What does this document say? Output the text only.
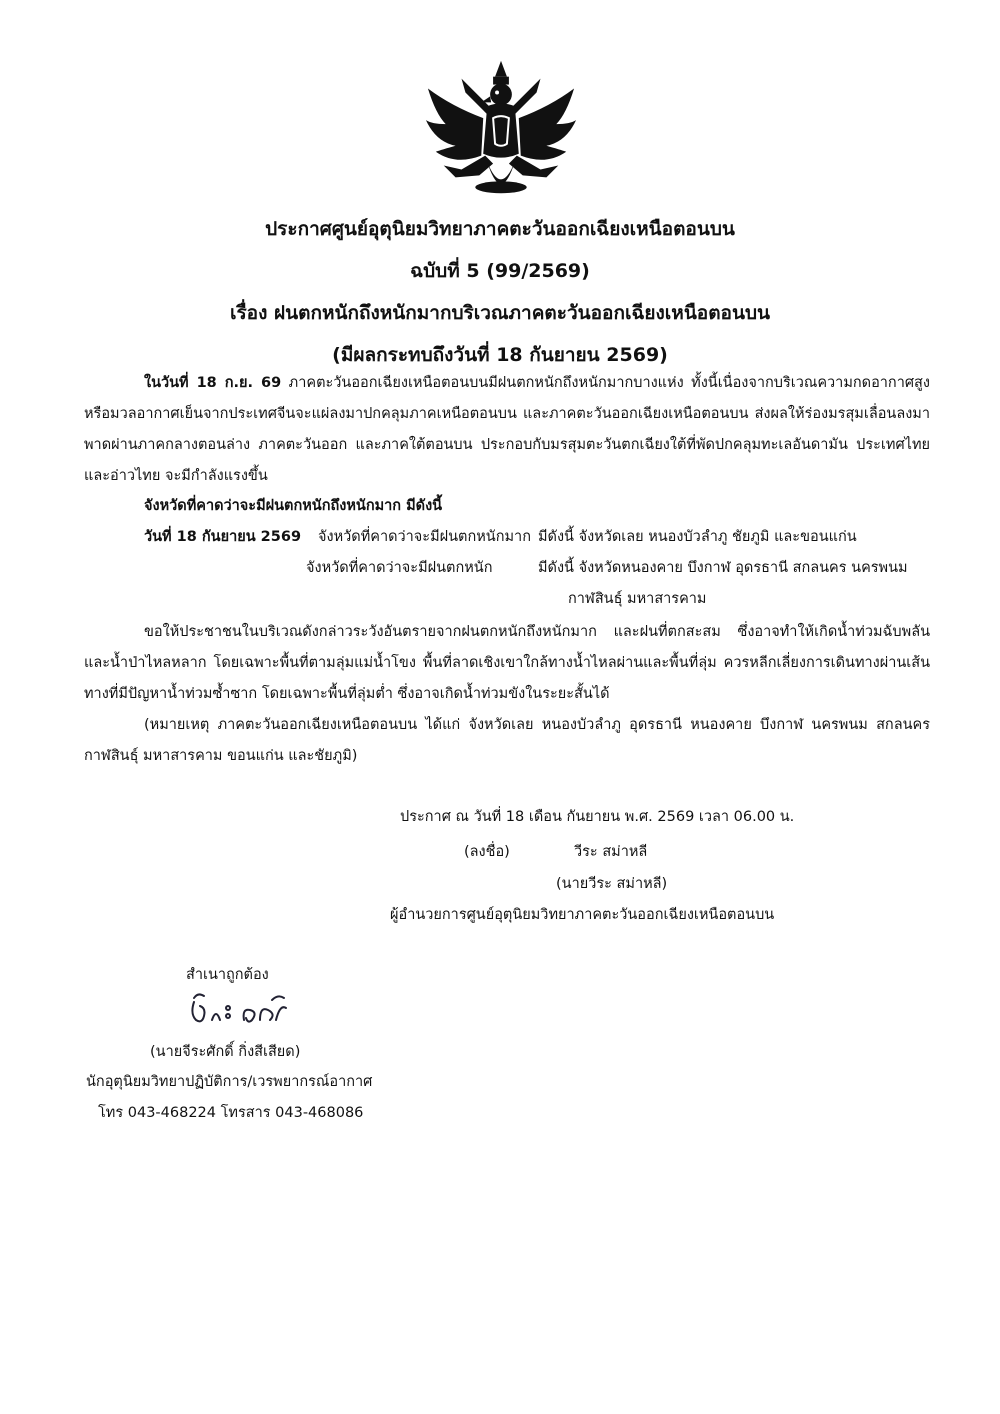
ประกาศศูนย์อุตุนิยมวิทยาภาคตะวันออกเฉียงเหนือตอนบน
ฉบับที่ 5 (99/2569)
เรื่อง ฝนตกหนักถึงหนักมากบริเวณภาคตะวันออกเฉียงเหนือตอนบน
(มีผลกระทบถึงวันที่ 18 กันยายน 2569)
ในวันที่ 18 ก.ย. 69 ภาคตะวันออกเฉียงเหนือตอนบนมีฝนตกหนักถึงหนักมากบางแห่ง ทั้งนี้เนื่องจากบริเวณความกดอากาศสูงหรือมวลอากาศเย็นจากประเทศจีนจะแผ่ลงมาปกคลุมภาคเหนือตอนบน และภาคตะวันออกเฉียงเหนือตอนบน ส่งผลให้ร่องมรสุมเลื่อนลงมาพาดผ่านภาคกลางตอนล่าง ภาคตะวันออก และภาคใต้ตอนบน ประกอบกับมรสุมตะวันตกเฉียงใต้ที่พัดปกคลุมทะเลอันดามัน ประเทศไทย และอ่าวไทย จะมีกำลังแรงขึ้น
จังหวัดที่คาดว่าจะมีฝนตกหนักถึงหนักมาก มีดังนี้
วันที่ 18 กันยายน 2569 จังหวัดที่คาดว่าจะมีฝนตกหนักมาก มีดังนี้ จังหวัดเลย หนองบัวลำภู ชัยภูมิ และขอนแก่น
จังหวัดที่คาดว่าจะมีฝนตกหนัก	มีดังนี้ จังหวัดหนองคาย บึงกาฬ อุดรธานี สกลนคร นครพนม
กาฬสินธุ์ มหาสารคาม
ขอให้ประชาชนในบริเวณดังกล่าวระวังอันตรายจากฝนตกหนักถึงหนักมาก และฝนที่ตกสะสม ซึ่งอาจทำให้เกิดน้ำท่วมฉับพลันและน้ำป่าไหลหลาก โดยเฉพาะพื้นที่ตามลุ่มแม่น้ำโขง พื้นที่ลาดเชิงเขาใกล้ทางน้ำไหลผ่านและพื้นที่ลุ่ม ควรหลีกเลี่ยงการเดินทางผ่านเส้นทางที่มีปัญหาน้ำท่วมซ้ำซาก โดยเฉพาะพื้นที่ลุ่มต่ำ ซึ่งอาจเกิดน้ำท่วมขังในระยะสั้นได้
(หมายเหตุ ภาคตะวันออกเฉียงเหนือตอนบน ได้แก่ จังหวัดเลย หนองบัวลำภู อุดรธานี หนองคาย บึงกาฬ นครพนม สกลนคร กาฬสินธุ์ มหาสารคาม ขอนแก่น และชัยภูมิ)
ประกาศ ณ วันที่ 18 เดือน กันยายน พ.ศ. 2569 เวลา 06.00 น.
(ลงชื่อ)	วีระ สม่าหลี
(นายวีระ สม่าหลี)
ผู้อำนวยการศูนย์อุตุนิยมวิทยาภาคตะวันออกเฉียงเหนือตอนบน
สำเนาถูกต้อง
(นายจีระศักดิ์ กิ่งสีเสียด)
นักอุตุนิยมวิทยาปฏิบัติการ/เวรพยากรณ์อากาศ
โทร 043-468224 โทรสาร 043-468086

═══

» Task instructions:
Write out all the entries again, word for word, and print no images.

» Task response:
What does this document say? Output the text only.
ประกาศศูนย์อุตุนิยมวิทยาภาคตะวันออกเฉียงเหนือตอนบน
ฉบับที่ 5 (99/2569)
เรื่อง ฝนตกหนักถึงหนักมากบริเวณภาคตะวันออกเฉียงเหนือตอนบน
(มีผลกระทบถึงวันที่ 18 กันยายน 2569)
ในวันที่ 18 ก.ย. 69 ภาคตะวันออกเฉียงเหนือตอนบนมีฝนตกหนักถึงหนักมากบางแห่ง ทั้งนี้เนื่องจากบริเวณความกดอากาศสูงหรือมวลอากาศเย็นจากประเทศจีนจะแผ่ลงมาปกคลุมภาคเหนือตอนบน และภาคตะวันออกเฉียงเหนือตอนบน ส่งผลให้ร่องมรสุมเลื่อนลงมาพาดผ่านภาคกลางตอนล่าง ภาคตะวันออก และภาคใต้ตอนบน ประกอบกับมรสุมตะวันตกเฉียงใต้ที่พัดปกคลุมทะเลอันดามัน ประเทศไทย และอ่าวไทย จะมีกำลังแรงขึ้น
จังหวัดที่คาดว่าจะมีฝนตกหนักถึงหนักมาก มีดังนี้
วันที่ 18 กันยายน 2569 จังหวัดที่คาดว่าจะมีฝนตกหนักมาก มีดังนี้ จังหวัดเลย หนองบัวลำภู ชัยภูมิ และขอนแก่น
จังหวัดที่คาดว่าจะมีฝนตกหนัก	มีดังนี้ จังหวัดหนองคาย บึงกาฬ อุดรธานี สกลนคร นครพนม
กาฬสินธุ์ มหาสารคาม
ขอให้ประชาชนในบริเวณดังกล่าวระวังอันตรายจากฝนตกหนักถึงหนักมาก และฝนที่ตกสะสม ซึ่งอาจทำให้เกิดน้ำท่วมฉับพลันและน้ำป่าไหลหลาก โดยเฉพาะพื้นที่ตามลุ่มแม่น้ำโขง พื้นที่ลาดเชิงเขาใกล้ทางน้ำไหลผ่านและพื้นที่ลุ่ม ควรหลีกเลี่ยงการเดินทางผ่านเส้นทางที่มีปัญหาน้ำท่วมซ้ำซาก โดยเฉพาะพื้นที่ลุ่มต่ำ ซึ่งอาจเกิดน้ำท่วมขังในระยะสั้นได้
(หมายเหตุ ภาคตะวันออกเฉียงเหนือตอนบน ได้แก่ จังหวัดเลย หนองบัวลำภู อุดรธานี หนองคาย บึงกาฬ นครพนม สกลนคร กาฬสินธุ์ มหาสารคาม ขอนแก่น และชัยภูมิ)
ประกาศ ณ วันที่ 18 เดือน กันยายน พ.ศ. 2569 เวลา 06.00 น.
(ลงชื่อ)	วีระ สม่าหลี
(นายวีระ สม่าหลี)
ผู้อำนวยการศูนย์อุตุนิยมวิทยาภาคตะวันออกเฉียงเหนือตอนบน
สำเนาถูกต้อง
(นายจีระศักดิ์ กิ่งสีเสียด)
นักอุตุนิยมวิทยาปฏิบัติการ/เวรพยากรณ์อากาศ
โทร 043-468224 โทรสาร 043-468086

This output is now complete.